▸ **SOAL**: Ringkaslah kutipan tentang pelajaran dari Bani Israil, kaum Nasrani, dan dua putra Adam ini dalam tiga kalimat.

▸ **KUTIPAN TEKS**:

%%

Detail hukuman berkeliaran selama empat puluh tahun ini memiliki makna teologis yang mendalam. Periode tersebut berfungsi sebagai pemurnian generasi. Generasi yang tidak memiliki keberanian dan ketakwaan untuk mematuhi perintah Allah harus digantikan oleh generasi baru yang lebih berani dan patuh. Ini mengajarkan bahwa kepemimpinan dan kemenangan hanya akan diberikan kepada mereka yang memiliki keyakinan penuh terhadap janji Allah, bukan kepada mereka yang dilumpuhkan oleh rasa takut dan kemalasan. Perjanjian Allah selalu diikuti dengan tanggung jawab; jika tanggung jawab diabaikan, maka janji pun akan ditarik atau ditunda.

Diskusi ini juga meluas kepada Nasrani (pengikut Nabi Isa), mengingatkan mereka tentang perjanjian yang juga mereka abaikan. Mereka terpecah-belah dalam sekte-sekte yang saling bermusuhan karena melupakan sebagian dari ajaran yang diturunkan kepada mereka. Tujuan dari penekanan ini adalah untuk menegaskan posisi Al-Qur'an sebagai kitab yang mengoreksi penyimpangan masa lalu dan menyempurnakan hukum Ilahi. Al-Qur'an datang sebagai saksi (muhaymin) atas kitab-kitab sebelumnya.

Penting untuk memahami konsep Tahrif (penyelewengan teks) yang disinggung dalam konteks ini. Bani Israil dituduh mengubah makna firman Allah, dan terkadang bahkan teksnya, untuk menyesuaikan dengan keinginan duniawi mereka. Ini adalah pelajaran krusial bagi umat Islam agar senantiasa menjaga otentisitas dan pemahaman yang benar terhadap wahyu, menjauhi penafsiran yang hanya mengikuti hawa nafsu.

5. Pelajaran dari Dua Putra Adam (Qabil dan Habil) (Ayat 27-32)

Surah ini kemudian menyajikan kisah tragis tentang dua putra Adam (Qabil dan Habil), yang menjadi kasus pembunuhan pertama di muka bumi. Ketika kurban Habil diterima dan kurban Qabil ditolak, kecemburuan Qabil mendorongnya untuk membunuh saudaranya. Reaksi Habil yang pasrah dan menolak membalas ('Aku tidak akan mengulurkan tanganku kepadamu untuk membunuhmu, sesungguhnya aku takut kepada Allah, Tuhan semesta alam.') mengajarkan prinsip ketakwaan yang memilih jalan damai, bahkan di hadapan ancaman.

%%

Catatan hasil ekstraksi
%%

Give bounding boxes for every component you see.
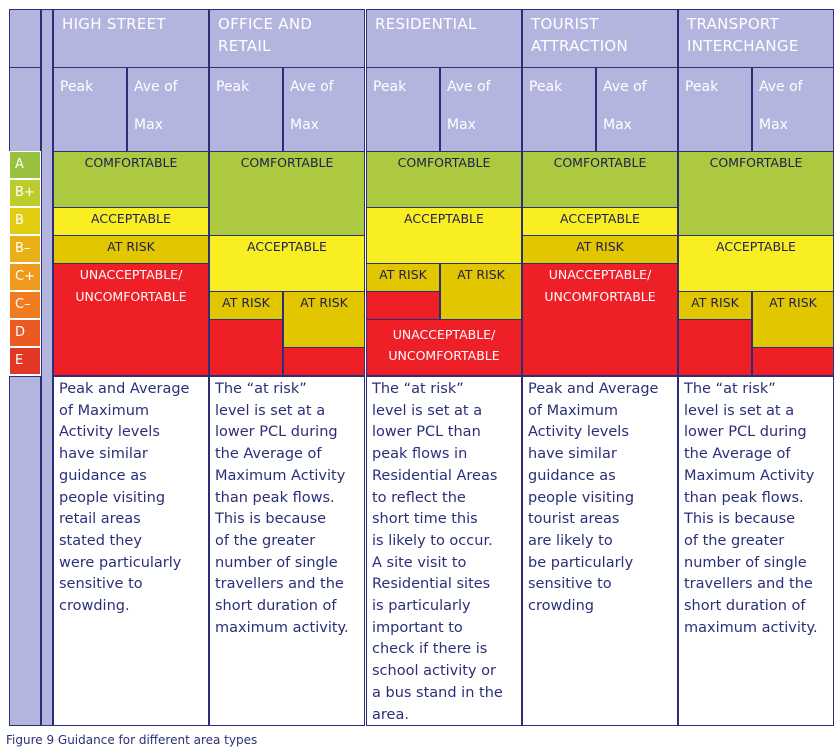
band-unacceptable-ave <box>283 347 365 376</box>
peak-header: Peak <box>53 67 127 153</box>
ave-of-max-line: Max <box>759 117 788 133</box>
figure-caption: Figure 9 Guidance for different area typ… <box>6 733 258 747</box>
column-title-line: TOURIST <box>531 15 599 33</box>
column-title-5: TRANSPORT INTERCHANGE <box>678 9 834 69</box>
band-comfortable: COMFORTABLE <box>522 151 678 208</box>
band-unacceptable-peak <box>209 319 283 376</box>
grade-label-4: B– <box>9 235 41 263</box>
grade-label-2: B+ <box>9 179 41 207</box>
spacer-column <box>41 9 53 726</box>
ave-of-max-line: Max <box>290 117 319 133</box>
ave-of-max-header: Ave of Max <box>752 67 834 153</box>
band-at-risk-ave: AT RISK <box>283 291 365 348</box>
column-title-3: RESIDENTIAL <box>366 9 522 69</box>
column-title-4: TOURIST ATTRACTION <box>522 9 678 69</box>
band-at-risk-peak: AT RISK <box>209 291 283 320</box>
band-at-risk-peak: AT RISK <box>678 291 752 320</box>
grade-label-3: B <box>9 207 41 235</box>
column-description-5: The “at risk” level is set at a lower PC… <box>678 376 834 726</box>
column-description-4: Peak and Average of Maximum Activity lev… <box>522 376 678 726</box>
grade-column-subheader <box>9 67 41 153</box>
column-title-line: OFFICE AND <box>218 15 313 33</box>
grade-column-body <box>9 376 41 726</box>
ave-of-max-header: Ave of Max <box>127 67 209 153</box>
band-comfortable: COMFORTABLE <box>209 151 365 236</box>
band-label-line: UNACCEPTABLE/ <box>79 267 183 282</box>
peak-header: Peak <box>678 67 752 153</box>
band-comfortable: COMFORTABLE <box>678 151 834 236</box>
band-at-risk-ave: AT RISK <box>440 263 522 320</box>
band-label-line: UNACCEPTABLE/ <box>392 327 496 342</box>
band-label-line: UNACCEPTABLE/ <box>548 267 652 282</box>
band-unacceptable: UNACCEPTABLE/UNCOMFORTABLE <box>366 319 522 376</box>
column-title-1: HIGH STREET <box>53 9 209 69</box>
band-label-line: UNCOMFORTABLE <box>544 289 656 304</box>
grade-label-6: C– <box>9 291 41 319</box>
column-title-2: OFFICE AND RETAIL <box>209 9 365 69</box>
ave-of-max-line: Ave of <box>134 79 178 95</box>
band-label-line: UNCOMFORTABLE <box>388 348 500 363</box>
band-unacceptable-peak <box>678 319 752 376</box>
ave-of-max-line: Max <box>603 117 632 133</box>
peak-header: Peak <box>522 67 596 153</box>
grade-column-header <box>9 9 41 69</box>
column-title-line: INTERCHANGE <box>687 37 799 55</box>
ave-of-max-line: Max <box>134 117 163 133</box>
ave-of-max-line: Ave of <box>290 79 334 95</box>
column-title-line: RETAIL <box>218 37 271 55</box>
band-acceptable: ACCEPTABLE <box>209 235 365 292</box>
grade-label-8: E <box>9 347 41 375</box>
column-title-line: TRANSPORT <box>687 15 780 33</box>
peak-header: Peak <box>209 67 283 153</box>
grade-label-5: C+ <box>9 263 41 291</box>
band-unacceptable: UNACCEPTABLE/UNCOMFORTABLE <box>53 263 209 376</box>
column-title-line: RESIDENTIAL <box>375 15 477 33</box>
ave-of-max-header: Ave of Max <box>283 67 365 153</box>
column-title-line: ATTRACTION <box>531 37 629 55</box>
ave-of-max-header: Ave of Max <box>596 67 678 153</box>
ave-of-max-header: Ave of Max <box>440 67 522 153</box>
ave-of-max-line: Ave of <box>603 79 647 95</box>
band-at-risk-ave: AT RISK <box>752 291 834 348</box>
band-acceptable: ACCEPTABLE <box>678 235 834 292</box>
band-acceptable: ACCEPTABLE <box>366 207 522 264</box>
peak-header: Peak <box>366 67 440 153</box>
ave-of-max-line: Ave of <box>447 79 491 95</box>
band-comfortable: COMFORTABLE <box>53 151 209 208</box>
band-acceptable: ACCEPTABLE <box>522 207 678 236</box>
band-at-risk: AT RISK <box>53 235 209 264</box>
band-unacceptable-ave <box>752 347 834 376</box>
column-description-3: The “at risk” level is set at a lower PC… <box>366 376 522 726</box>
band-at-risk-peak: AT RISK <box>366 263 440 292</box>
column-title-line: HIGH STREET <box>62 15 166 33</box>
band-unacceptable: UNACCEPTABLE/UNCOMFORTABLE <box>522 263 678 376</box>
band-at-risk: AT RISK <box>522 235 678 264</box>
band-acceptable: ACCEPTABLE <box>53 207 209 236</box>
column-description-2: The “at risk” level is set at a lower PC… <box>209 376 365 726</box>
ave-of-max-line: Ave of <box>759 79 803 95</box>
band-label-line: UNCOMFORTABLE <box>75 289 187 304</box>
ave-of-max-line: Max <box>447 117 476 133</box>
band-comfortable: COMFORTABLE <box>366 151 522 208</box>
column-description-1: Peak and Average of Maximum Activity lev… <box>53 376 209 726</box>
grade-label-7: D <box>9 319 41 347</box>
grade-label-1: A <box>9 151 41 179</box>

%%

▸ **JAWABAN**: Hukuman berkeliaran selama empat puluh tahun berfungsi sebagai pemurnian generasi, yaitu generasi yang tidak berani dan tidak patuh digantikan oleh generasi baru yang lebih berani dan patuh. Pembahasan juga meluas kepada kaum Nasrani yang mengabaikan perjanjian dan terpecah dalam sekte-sekte, menyinggung Tahrif atau tuduhan bahwa Bani Israil mengubah makna firman Allah, serta menegaskan Al-Qur'an sebagai kitab yang mengoreksi penyimpangan masa lalu. Kisah Qabil dan Habil menggambarkan pembunuhan pertama di muka bumi akibat kecemburuan Qabil, sedangkan sikap Habil yang menolak membalas mengajarkan ketakwaan yang memilih jalan damai.